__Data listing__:
▽

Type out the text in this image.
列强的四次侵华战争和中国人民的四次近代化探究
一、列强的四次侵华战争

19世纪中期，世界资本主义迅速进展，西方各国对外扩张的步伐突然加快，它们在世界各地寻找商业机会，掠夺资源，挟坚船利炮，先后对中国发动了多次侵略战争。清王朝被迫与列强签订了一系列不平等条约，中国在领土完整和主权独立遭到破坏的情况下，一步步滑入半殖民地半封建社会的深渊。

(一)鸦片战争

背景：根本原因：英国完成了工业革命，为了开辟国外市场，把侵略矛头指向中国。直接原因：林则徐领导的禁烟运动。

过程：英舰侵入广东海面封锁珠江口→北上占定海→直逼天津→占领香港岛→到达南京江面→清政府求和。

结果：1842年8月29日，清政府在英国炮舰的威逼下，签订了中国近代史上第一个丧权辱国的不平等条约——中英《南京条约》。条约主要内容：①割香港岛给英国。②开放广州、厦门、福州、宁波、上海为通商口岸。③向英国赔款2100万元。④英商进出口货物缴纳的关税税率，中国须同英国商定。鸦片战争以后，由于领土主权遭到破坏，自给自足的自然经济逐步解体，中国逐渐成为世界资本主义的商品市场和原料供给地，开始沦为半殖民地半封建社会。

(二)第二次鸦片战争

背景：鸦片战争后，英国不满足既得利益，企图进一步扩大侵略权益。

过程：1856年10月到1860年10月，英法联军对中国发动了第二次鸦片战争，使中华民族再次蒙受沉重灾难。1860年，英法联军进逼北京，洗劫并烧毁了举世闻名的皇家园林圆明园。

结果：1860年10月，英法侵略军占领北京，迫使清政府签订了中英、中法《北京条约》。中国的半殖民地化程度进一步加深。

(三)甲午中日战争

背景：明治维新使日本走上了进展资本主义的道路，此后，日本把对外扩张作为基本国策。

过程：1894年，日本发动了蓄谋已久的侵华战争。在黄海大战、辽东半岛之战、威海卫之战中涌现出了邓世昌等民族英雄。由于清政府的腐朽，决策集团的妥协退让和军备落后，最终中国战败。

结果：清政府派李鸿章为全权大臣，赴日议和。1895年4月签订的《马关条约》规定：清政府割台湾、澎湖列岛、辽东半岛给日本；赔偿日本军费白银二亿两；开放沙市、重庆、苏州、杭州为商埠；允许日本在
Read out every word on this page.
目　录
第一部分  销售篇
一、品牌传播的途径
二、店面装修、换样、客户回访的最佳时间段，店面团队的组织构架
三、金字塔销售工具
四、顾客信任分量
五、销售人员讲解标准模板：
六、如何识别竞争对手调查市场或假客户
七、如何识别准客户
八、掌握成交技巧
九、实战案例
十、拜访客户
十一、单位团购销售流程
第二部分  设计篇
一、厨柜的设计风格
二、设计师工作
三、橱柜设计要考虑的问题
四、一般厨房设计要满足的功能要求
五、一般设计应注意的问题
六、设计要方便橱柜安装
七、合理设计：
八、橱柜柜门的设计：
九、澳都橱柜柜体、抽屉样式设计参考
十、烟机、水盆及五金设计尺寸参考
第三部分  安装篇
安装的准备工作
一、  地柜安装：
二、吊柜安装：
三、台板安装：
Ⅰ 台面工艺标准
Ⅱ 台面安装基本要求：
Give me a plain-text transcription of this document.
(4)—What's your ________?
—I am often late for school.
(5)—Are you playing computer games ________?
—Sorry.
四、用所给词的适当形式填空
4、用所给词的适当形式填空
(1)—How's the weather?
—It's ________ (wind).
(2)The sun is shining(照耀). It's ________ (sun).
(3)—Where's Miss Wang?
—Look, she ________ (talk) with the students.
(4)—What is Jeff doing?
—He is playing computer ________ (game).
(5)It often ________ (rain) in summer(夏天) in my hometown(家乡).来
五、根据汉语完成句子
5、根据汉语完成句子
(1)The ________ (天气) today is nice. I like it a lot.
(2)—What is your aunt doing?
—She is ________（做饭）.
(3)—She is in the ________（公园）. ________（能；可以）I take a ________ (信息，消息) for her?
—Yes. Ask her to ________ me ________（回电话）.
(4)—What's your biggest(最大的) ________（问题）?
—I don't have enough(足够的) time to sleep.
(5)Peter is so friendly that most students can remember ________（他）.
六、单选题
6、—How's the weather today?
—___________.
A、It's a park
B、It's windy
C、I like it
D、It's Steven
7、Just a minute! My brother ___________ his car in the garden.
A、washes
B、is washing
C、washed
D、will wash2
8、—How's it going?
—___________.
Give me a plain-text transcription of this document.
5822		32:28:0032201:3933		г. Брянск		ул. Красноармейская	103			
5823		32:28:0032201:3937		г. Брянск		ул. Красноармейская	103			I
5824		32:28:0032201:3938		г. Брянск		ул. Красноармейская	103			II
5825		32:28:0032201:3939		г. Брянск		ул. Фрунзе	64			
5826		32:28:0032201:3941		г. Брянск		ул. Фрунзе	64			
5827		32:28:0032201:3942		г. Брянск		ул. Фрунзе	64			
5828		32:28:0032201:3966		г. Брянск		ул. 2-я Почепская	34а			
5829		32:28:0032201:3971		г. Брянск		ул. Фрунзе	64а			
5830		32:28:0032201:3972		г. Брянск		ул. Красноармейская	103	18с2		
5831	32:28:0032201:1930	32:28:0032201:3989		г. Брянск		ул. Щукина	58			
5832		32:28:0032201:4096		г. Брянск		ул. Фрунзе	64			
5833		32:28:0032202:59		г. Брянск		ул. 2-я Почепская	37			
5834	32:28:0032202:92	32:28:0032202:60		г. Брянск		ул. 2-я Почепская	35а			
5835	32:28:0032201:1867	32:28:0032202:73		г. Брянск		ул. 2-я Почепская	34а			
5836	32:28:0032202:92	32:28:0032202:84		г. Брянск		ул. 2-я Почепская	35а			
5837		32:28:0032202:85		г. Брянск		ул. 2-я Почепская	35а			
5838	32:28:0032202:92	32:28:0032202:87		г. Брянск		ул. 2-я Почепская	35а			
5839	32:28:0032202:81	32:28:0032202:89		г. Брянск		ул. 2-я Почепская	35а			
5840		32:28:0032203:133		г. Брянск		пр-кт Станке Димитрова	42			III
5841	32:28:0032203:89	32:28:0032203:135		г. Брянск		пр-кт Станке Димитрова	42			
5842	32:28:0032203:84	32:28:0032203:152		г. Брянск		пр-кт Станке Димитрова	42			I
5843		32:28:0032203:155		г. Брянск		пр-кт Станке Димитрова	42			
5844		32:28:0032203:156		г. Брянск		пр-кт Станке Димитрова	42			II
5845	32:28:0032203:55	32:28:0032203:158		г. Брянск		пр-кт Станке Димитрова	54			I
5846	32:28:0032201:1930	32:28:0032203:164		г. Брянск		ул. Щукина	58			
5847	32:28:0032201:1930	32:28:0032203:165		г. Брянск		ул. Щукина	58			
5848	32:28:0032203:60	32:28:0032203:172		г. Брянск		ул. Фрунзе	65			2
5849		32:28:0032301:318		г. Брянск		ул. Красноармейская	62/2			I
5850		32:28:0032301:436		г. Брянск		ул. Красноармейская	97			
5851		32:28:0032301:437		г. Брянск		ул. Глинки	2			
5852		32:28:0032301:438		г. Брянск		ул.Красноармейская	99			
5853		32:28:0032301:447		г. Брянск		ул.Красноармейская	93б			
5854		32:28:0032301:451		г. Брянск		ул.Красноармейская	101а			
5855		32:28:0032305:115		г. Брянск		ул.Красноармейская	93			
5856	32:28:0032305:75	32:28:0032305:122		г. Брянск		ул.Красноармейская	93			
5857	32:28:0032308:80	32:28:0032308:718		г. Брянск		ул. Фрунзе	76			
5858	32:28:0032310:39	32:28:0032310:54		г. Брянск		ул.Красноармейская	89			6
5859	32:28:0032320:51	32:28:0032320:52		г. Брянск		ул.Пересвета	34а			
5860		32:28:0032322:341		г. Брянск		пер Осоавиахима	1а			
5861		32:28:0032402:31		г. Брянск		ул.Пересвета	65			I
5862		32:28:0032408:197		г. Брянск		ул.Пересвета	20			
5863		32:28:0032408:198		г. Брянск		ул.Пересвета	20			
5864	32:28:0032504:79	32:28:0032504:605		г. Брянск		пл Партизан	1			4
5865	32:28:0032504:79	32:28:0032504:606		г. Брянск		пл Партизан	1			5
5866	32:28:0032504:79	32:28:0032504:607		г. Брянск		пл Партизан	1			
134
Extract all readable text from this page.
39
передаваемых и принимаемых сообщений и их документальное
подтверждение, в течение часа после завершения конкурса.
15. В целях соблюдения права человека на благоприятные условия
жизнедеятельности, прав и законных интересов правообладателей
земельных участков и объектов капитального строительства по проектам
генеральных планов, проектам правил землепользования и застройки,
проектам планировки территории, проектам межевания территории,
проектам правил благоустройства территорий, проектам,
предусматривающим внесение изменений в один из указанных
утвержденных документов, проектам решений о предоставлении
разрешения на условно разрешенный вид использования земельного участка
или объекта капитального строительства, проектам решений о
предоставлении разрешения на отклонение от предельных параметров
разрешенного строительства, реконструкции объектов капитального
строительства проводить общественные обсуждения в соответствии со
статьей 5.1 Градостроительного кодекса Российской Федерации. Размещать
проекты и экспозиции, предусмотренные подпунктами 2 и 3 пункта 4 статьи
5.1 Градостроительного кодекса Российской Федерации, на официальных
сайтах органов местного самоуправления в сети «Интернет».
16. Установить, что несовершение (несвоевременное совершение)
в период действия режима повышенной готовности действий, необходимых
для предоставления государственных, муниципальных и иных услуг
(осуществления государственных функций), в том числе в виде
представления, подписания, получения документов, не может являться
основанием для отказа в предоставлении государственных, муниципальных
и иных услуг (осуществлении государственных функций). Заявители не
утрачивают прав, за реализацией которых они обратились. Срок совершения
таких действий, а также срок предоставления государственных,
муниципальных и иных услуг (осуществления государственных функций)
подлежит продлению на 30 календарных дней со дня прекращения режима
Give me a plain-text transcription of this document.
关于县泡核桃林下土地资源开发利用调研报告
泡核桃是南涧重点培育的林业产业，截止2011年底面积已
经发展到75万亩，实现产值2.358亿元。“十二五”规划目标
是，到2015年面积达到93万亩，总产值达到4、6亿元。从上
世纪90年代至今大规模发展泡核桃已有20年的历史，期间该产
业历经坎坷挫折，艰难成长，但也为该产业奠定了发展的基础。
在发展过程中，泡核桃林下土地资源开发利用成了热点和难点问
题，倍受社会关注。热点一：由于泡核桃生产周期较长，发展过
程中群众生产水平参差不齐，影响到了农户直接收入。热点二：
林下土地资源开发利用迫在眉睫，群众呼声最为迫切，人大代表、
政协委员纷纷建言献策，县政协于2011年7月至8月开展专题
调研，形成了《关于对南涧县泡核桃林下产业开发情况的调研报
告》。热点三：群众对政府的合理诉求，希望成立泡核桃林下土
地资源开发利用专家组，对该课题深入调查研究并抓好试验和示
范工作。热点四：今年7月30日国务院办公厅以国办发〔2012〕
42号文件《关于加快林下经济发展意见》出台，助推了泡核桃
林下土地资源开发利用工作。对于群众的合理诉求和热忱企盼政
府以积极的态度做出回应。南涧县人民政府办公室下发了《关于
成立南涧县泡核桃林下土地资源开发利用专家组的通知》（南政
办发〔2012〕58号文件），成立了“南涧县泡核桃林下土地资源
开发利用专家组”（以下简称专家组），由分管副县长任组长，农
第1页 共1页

△

__Task to carry out__: Search the data for "weather". Copy every line that has it.

__The output__:
(1)—How's the weather?
6、—How's the weather today?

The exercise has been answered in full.